- _Excerpted text_
The "out of swap space" error would suggest I'm running low on memory. However, whenever I look at `top` I see I've got some free space left, usually around 50MB, and a few hundred MB is "unused" memory. I have about 2GB of swap space and only 20MB is being used. So it seems unlikely that 2GB of swap are being taken all at once.

So I wonder if the real issue here is sonewconn with its overflowing queue. I found this mailing list post (http://lists.freebsd.org/pipermail/freebsd-net/2013-July/036151.html) saying this was a known issue (probably from a DDoS attack) and a fix was in the works. Any thoughts on how I can work around this in the mean time?


----------



## junovitch@ (Nov 22, 2014)

It's not necessarily an external DDoS and could very well be an internal application doing the DoS if it is squandering resources.  A while back, there was a buggy OpenJDK version that never closed file descriptors.  Eventually my media server would touch too many files as the limit was about 10,000 for FreeBSD 9 and I would see the same sonewconn messages.

If you can run and post the results that would be helpful.
`swapinfo`
`sysctl kern.maxfiles`
`sysctl kern.maxfilesperproc`
`sysctl kern.openfiles`
`sysctl kern.ipc.maxsockets`
`sysctl kern.ipc.numopensockets`
`sysctl kern.ipc.soacceptqueue`

Additionally, this would probably be helpful.
`freebsd-version; uname -a`


----------



## NewGuy (Nov 22, 2014)

- _Listing_
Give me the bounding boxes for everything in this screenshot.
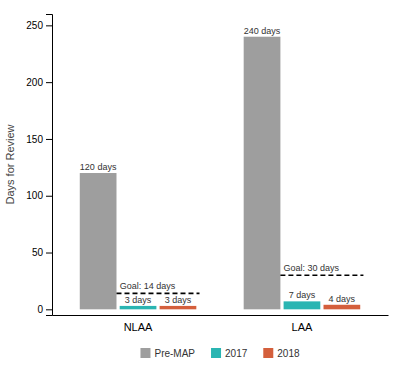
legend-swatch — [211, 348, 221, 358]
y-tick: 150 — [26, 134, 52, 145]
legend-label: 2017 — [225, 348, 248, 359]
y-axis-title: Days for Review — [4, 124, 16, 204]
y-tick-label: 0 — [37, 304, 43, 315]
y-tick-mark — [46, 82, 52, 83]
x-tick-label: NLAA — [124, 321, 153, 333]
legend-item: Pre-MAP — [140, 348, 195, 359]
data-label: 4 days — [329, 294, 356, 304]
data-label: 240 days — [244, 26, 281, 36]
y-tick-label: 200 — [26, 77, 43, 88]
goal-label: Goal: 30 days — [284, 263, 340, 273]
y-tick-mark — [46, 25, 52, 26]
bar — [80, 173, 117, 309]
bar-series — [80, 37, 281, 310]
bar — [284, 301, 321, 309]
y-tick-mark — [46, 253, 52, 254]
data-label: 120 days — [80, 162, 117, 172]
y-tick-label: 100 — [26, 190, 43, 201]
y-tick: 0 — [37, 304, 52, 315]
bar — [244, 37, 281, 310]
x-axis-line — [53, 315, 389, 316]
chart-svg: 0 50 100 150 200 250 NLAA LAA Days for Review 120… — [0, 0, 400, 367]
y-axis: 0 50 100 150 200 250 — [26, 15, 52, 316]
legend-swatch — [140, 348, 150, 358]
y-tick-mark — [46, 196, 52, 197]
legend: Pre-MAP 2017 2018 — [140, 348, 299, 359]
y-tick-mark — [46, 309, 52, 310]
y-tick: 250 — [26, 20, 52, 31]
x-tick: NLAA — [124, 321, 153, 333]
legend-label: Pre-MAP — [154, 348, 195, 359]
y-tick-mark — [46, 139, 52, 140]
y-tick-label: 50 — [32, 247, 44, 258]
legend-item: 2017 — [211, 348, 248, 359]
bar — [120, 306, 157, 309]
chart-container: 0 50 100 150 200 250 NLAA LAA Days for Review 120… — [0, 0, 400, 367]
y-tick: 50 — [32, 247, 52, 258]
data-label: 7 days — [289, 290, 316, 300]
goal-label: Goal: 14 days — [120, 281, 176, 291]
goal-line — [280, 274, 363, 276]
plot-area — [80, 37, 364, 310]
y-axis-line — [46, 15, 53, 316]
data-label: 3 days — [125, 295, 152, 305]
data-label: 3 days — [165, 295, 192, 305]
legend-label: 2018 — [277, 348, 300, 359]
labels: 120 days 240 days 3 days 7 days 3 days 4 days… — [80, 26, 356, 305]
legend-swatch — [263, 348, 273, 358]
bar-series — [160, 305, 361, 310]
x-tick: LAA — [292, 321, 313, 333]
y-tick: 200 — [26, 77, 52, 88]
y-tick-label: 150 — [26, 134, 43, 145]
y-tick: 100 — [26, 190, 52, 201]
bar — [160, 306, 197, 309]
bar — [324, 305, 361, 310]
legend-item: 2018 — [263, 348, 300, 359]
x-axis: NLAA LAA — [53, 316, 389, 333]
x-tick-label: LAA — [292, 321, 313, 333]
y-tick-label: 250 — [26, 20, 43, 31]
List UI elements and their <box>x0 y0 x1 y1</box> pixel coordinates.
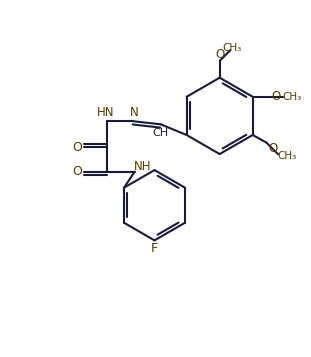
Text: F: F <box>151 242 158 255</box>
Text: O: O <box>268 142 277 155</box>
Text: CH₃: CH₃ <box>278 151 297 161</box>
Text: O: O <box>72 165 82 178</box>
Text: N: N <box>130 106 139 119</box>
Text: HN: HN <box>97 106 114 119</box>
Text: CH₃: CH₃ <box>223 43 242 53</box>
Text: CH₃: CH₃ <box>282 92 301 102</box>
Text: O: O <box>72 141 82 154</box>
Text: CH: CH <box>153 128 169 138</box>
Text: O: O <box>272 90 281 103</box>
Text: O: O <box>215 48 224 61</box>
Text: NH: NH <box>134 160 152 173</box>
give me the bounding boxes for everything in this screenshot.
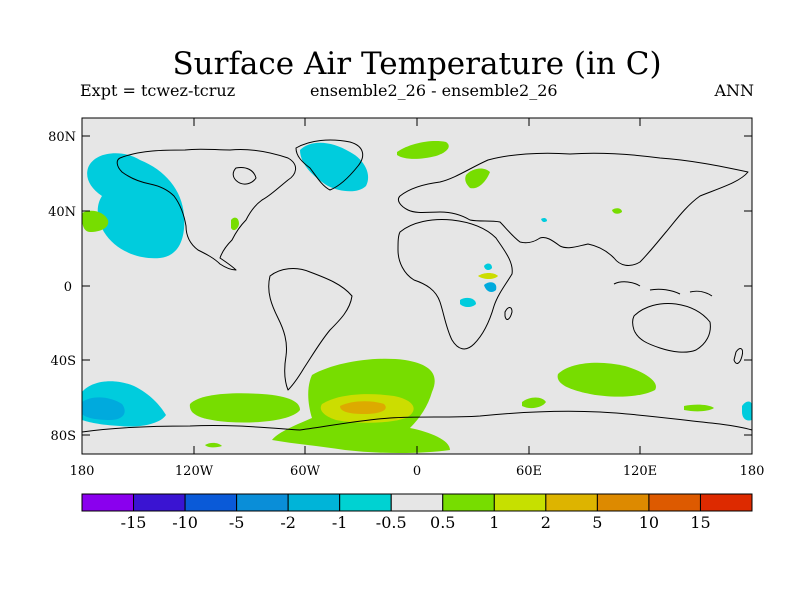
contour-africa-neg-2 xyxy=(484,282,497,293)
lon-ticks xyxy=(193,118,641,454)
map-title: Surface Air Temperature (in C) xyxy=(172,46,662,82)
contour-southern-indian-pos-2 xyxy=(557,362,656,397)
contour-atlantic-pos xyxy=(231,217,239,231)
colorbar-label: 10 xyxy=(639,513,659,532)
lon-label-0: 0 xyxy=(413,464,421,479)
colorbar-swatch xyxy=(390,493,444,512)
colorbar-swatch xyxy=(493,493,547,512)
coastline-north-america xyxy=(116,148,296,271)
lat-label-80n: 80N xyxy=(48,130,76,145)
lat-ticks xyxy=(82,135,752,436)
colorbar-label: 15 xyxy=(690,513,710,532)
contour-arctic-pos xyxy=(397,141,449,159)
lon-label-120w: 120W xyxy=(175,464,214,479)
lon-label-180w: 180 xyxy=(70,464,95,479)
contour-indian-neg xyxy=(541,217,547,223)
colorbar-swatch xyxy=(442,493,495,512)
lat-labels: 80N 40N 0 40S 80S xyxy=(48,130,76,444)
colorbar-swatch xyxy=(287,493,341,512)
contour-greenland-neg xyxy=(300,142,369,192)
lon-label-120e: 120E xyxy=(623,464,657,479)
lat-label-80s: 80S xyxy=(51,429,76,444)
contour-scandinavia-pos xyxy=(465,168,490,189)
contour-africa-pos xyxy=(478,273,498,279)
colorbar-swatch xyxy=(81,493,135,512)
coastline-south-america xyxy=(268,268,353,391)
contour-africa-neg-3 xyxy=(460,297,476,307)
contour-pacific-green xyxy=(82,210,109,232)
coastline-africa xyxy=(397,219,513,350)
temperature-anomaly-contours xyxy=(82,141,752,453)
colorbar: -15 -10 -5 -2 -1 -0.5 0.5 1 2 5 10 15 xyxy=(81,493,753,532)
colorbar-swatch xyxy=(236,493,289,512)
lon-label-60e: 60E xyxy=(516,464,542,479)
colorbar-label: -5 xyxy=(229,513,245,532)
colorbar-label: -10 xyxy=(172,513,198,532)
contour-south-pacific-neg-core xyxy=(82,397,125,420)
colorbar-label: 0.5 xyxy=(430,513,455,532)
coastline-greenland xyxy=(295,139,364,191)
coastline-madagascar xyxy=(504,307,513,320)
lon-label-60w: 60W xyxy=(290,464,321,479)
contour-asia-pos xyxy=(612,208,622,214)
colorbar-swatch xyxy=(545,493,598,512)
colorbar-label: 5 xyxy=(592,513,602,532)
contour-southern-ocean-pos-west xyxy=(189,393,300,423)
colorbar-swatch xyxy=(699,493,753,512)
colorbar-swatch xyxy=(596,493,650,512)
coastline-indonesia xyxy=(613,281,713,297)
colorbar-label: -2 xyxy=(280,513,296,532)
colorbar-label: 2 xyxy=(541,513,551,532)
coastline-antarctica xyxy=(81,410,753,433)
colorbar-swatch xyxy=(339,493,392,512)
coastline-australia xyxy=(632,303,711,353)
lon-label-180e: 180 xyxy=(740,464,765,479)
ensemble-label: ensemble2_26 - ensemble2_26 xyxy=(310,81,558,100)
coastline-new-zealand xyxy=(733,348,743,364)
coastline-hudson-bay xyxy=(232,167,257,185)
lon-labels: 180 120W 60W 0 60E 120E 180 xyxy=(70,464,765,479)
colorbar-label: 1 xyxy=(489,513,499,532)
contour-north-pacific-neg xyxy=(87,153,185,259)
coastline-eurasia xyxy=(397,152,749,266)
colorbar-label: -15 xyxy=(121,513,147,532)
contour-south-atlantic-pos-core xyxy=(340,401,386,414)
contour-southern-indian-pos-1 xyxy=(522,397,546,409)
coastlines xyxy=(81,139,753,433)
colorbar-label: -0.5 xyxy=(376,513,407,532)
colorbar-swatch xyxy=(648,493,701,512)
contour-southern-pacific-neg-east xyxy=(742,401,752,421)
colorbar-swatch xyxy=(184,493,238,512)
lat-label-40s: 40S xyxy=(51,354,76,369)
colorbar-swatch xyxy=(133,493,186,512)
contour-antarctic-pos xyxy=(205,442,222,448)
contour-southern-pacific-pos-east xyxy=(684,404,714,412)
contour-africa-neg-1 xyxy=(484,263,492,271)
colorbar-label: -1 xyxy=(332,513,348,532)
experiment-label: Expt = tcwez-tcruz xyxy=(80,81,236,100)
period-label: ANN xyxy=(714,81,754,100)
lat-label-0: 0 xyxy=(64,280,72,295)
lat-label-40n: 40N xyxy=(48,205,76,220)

- _Requirements_
Transcribe the passage of the FreeBSD forum excerpt above, starting at "## junovitch@ (Nov" and ending at "probably be helpful.".

- _Task answer_
## junovitch@ (Nov 22, 2014)

It's not necessarily an external DDoS and could very well be an internal application doing the DoS if it is squandering resources.  A while back, there was a buggy OpenJDK version that never closed file descriptors.  Eventually my media server would touch too many files as the limit was about 10,000 for FreeBSD 9 and I would see the same sonewconn messages.

If you can run and post the results that would be helpful.
`swapinfo`
`sysctl kern.maxfiles`
`sysctl kern.maxfilesperproc`
`sysctl kern.openfiles`
`sysctl kern.ipc.maxsockets`
`sysctl kern.ipc.numopensockets`
`sysctl kern.ipc.soacceptqueue`

Additionally, this would probably be helpful.